Requirements — Keep the images out and copy every entry below exactly.

- - - -

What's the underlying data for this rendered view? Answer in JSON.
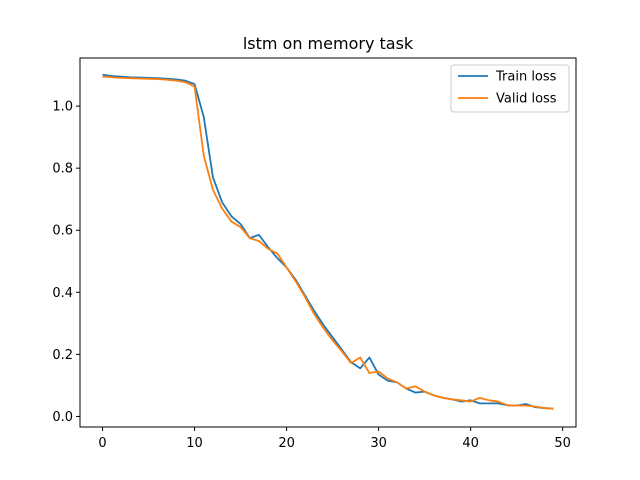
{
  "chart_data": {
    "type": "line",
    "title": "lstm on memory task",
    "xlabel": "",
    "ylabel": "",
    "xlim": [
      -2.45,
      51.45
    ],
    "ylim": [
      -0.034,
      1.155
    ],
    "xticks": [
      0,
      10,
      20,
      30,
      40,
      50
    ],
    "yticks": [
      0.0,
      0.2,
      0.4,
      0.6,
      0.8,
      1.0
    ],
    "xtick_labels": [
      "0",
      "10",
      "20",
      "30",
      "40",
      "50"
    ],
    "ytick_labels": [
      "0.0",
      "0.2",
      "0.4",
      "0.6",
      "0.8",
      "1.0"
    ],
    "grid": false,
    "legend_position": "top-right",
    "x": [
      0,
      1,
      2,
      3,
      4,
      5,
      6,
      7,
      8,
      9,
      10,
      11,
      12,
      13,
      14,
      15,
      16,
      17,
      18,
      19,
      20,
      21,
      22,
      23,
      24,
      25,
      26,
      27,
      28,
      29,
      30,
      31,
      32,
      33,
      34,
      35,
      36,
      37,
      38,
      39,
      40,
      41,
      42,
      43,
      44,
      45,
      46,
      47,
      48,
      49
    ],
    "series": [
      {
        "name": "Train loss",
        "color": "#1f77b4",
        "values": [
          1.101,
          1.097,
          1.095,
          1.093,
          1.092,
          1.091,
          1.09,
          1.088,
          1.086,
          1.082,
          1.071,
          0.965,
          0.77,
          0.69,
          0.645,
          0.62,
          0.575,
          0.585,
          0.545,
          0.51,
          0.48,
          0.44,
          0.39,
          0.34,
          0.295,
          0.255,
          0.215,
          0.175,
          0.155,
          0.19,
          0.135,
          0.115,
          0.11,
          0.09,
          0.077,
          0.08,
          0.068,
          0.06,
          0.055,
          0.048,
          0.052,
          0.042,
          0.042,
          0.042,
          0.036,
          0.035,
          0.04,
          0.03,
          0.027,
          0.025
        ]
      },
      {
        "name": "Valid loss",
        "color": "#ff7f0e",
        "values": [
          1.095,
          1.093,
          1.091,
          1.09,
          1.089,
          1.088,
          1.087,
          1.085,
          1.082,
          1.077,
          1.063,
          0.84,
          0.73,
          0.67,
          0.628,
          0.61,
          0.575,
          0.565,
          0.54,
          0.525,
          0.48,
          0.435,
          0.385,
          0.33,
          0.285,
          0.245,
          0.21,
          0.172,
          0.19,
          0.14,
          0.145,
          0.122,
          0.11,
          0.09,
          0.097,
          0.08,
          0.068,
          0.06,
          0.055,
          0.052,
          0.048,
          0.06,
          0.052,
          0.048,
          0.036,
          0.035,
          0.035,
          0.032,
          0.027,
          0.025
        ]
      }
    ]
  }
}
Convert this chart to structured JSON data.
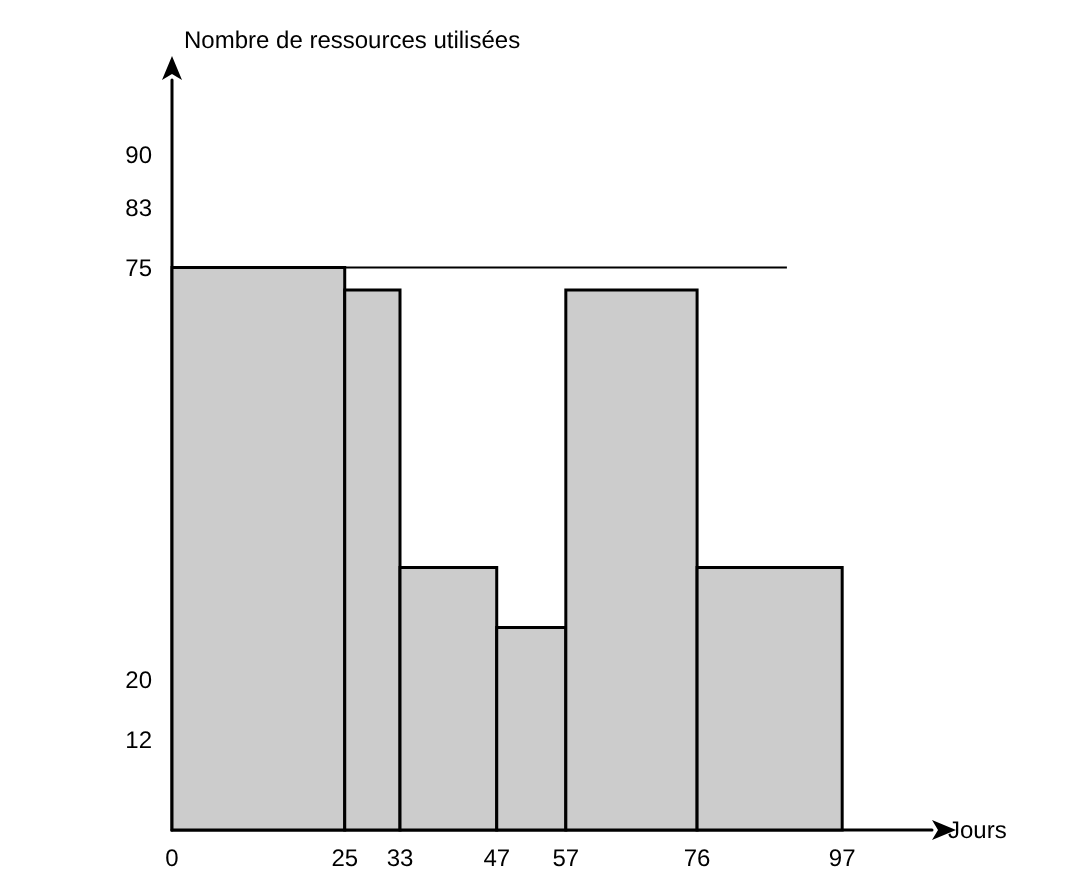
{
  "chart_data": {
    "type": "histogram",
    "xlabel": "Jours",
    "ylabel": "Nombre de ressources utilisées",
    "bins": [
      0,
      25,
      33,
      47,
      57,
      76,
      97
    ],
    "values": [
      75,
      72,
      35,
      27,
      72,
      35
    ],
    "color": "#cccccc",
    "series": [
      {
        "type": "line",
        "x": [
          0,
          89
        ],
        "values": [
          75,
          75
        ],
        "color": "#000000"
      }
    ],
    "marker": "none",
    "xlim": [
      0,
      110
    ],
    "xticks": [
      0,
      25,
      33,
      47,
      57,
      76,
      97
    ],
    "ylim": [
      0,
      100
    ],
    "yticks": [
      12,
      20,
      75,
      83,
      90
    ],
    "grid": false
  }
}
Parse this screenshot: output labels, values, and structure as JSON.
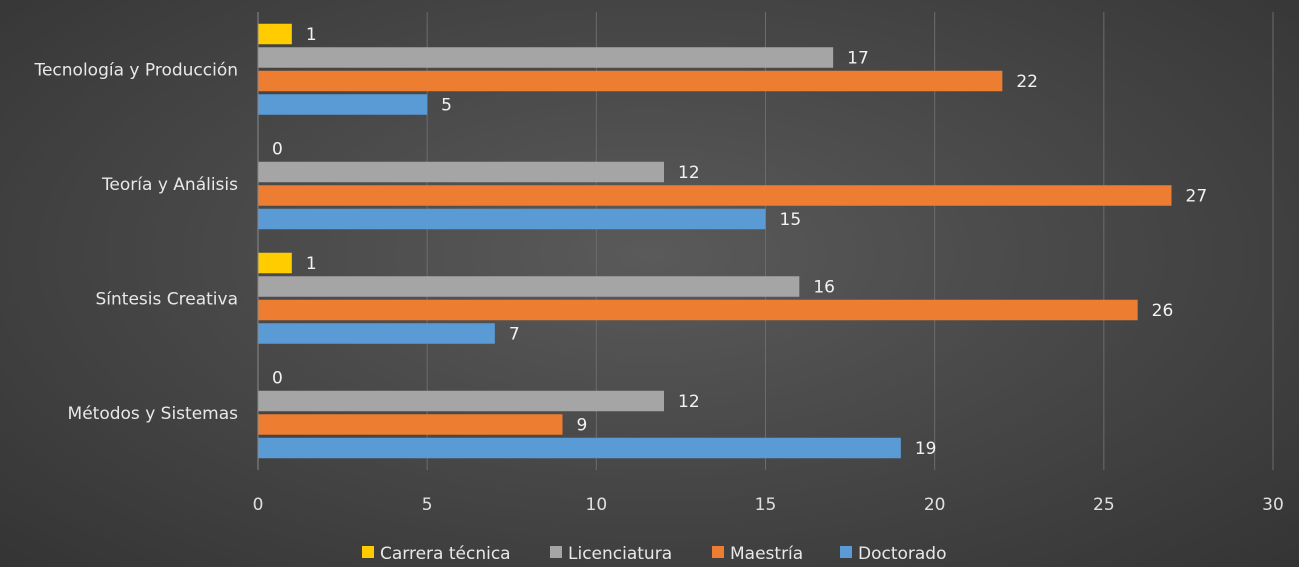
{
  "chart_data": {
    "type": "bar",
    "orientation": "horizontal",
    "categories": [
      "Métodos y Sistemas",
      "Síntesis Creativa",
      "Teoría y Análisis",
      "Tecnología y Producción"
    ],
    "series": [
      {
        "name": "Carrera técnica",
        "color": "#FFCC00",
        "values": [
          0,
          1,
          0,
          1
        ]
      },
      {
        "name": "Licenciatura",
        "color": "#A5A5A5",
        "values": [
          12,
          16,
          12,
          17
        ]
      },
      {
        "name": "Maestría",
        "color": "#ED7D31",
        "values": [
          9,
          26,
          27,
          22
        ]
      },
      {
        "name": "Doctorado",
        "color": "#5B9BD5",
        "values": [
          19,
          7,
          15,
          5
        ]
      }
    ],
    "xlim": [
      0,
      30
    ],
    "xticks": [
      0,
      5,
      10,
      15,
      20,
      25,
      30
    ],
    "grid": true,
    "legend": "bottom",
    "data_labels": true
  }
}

- - - -

Right answer —
What's the underlying data for this rendered view? Answer in JSON.
{
  "chart_data": {
    "type": "line",
    "title": "lstm on memory task",
    "xlabel": "",
    "ylabel": "",
    "xlim": [
      -2.45,
      51.45
    ],
    "ylim": [
      -0.034,
      1.155
    ],
    "xticks": [
      0,
      10,
      20,
      30,
      40,
      50
    ],
    "yticks": [
      0.0,
      0.2,
      0.4,
      0.6,
      0.8,
      1.0
    ],
    "xtick_labels": [
      "0",
      "10",
      "20",
      "30",
      "40",
      "50"
    ],
    "ytick_labels": [
      "0.0",
      "0.2",
      "0.4",
      "0.6",
      "0.8",
      "1.0"
    ],
    "grid": false,
    "legend_position": "top-right",
    "x": [
      0,
      1,
      2,
      3,
      4,
      5,
      6,
      7,
      8,
      9,
      10,
      11,
      12,
      13,
      14,
      15,
      16,
      17,
      18,
      19,
      20,
      21,
      22,
      23,
      24,
      25,
      26,
      27,
      28,
      29,
      30,
      31,
      32,
      33,
      34,
      35,
      36,
      37,
      38,
      39,
      40,
      41,
      42,
      43,
      44,
      45,
      46,
      47,
      48,
      49
    ],
    "series": [
      {
        "name": "Train loss",
        "color": "#1f77b4",
        "values": [
          1.101,
          1.097,
          1.095,
          1.093,
          1.092,
          1.091,
          1.09,
          1.088,
          1.086,
          1.082,
          1.071,
          0.965,
          0.77,
          0.69,
          0.645,
          0.62,
          0.575,
          0.585,
          0.545,
          0.51,
          0.48,
          0.44,
          0.39,
          0.34,
          0.295,
          0.255,
          0.215,
          0.175,
          0.155,
          0.19,
          0.135,
          0.115,
          0.11,
          0.09,
          0.077,
          0.08,
          0.068,
          0.06,
          0.055,
          0.048,
          0.052,
          0.042,
          0.042,
          0.042,
          0.036,
          0.035,
          0.04,
          0.03,
          0.027,
          0.025
        ]
      },
      {
        "name": "Valid loss",
        "color": "#ff7f0e",
        "values": [
          1.095,
          1.093,
          1.091,
          1.09,
          1.089,
          1.088,
          1.087,
          1.085,
          1.082,
          1.077,
          1.063,
          0.84,
          0.73,
          0.67,
          0.628,
          0.61,
          0.575,
          0.565,
          0.54,
          0.525,
          0.48,
          0.435,
          0.385,
          0.33,
          0.285,
          0.245,
          0.21,
          0.172,
          0.19,
          0.14,
          0.145,
          0.122,
          0.11,
          0.09,
          0.097,
          0.08,
          0.068,
          0.06,
          0.055,
          0.052,
          0.048,
          0.06,
          0.052,
          0.048,
          0.036,
          0.035,
          0.035,
          0.032,
          0.027,
          0.025
        ]
      }
    ]
  }
}
Convert this chart to structured JSON data.
{
  "chart_data": {
    "type": "histogram",
    "xlabel": "Jours",
    "ylabel": "Nombre de ressources utilisées",
    "bins": [
      0,
      25,
      33,
      47,
      57,
      76,
      97
    ],
    "values": [
      75,
      72,
      35,
      27,
      72,
      35
    ],
    "color": "#cccccc",
    "series": [
      {
        "type": "line",
        "x": [
          0,
          89
        ],
        "values": [
          75,
          75
        ],
        "color": "#000000"
      }
    ],
    "marker": "none",
    "xlim": [
      0,
      110
    ],
    "xticks": [
      0,
      25,
      33,
      47,
      57,
      76,
      97
    ],
    "ylim": [
      0,
      100
    ],
    "yticks": [
      12,
      20,
      75,
      83,
      90
    ],
    "grid": false
  }
}
Parse this screenshot: output labels, values, and structure as JSON.
{
  "chart_data": {
    "type": "bar",
    "orientation": "horizontal",
    "categories": [
      "Métodos y Sistemas",
      "Síntesis Creativa",
      "Teoría y Análisis",
      "Tecnología y Producción"
    ],
    "series": [
      {
        "name": "Carrera técnica",
        "color": "#FFCC00",
        "values": [
          0,
          1,
          0,
          1
        ]
      },
      {
        "name": "Licenciatura",
        "color": "#A5A5A5",
        "values": [
          12,
          16,
          12,
          17
        ]
      },
      {
        "name": "Maestría",
        "color": "#ED7D31",
        "values": [
          9,
          26,
          27,
          22
        ]
      },
      {
        "name": "Doctorado",
        "color": "#5B9BD5",
        "values": [
          19,
          7,
          15,
          5
        ]
      }
    ],
    "xlim": [
      0,
      30
    ],
    "xticks": [
      0,
      5,
      10,
      15,
      20,
      25,
      30
    ],
    "grid": true,
    "legend": "bottom",
    "data_labels": true
  }
}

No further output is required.